Exercise details: All of the entries need to be written out again, exactly as they are.

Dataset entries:
************

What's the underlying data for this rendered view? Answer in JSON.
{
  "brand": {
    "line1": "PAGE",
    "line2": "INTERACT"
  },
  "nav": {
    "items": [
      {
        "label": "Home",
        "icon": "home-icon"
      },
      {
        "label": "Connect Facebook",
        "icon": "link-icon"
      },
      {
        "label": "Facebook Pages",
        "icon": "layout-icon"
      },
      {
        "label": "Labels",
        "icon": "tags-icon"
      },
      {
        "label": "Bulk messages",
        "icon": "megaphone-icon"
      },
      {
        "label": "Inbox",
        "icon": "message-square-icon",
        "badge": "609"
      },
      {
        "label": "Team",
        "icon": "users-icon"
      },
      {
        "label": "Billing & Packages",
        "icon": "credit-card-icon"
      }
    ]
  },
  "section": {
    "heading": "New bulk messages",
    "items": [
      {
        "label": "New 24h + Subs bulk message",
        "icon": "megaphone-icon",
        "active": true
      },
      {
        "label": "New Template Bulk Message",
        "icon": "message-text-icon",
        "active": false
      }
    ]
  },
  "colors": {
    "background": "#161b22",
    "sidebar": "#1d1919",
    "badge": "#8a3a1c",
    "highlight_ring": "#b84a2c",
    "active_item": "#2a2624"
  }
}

************

Answer to this problem:
What's the underlying data for this rendered view? Answer in JSON.
{
  "brand": {
    "line1": "PAGE",
    "line2": "INTERACT"
  },
  "nav": {
    "items": [
      {
        "label": "Home",
        "icon": "home-icon"
      },
      {
        "label": "Connect Facebook",
        "icon": "link-icon"
      },
      {
        "label": "Facebook Pages",
        "icon": "layout-icon"
      },
      {
        "label": "Labels",
        "icon": "tags-icon"
      },
      {
        "label": "Bulk messages",
        "icon": "megaphone-icon"
      },
      {
        "label": "Inbox",
        "icon": "message-square-icon",
        "badge": "609"
      },
      {
        "label": "Team",
        "icon": "users-icon"
      },
      {
        "label": "Billing & Packages",
        "icon": "credit-card-icon"
      }
    ]
  },
  "section": {
    "heading": "New bulk messages",
    "items": [
      {
        "label": "New 24h + Subs bulk message",
        "icon": "megaphone-icon",
        "active": true
      },
      {
        "label": "New Template Bulk Message",
        "icon": "message-text-icon",
        "active": false
      }
    ]
  },
  "colors": {
    "background": "#161b22",
    "sidebar": "#1d1919",
    "badge": "#8a3a1c",
    "highlight_ring": "#b84a2c",
    "active_item": "#2a2624"
  }
}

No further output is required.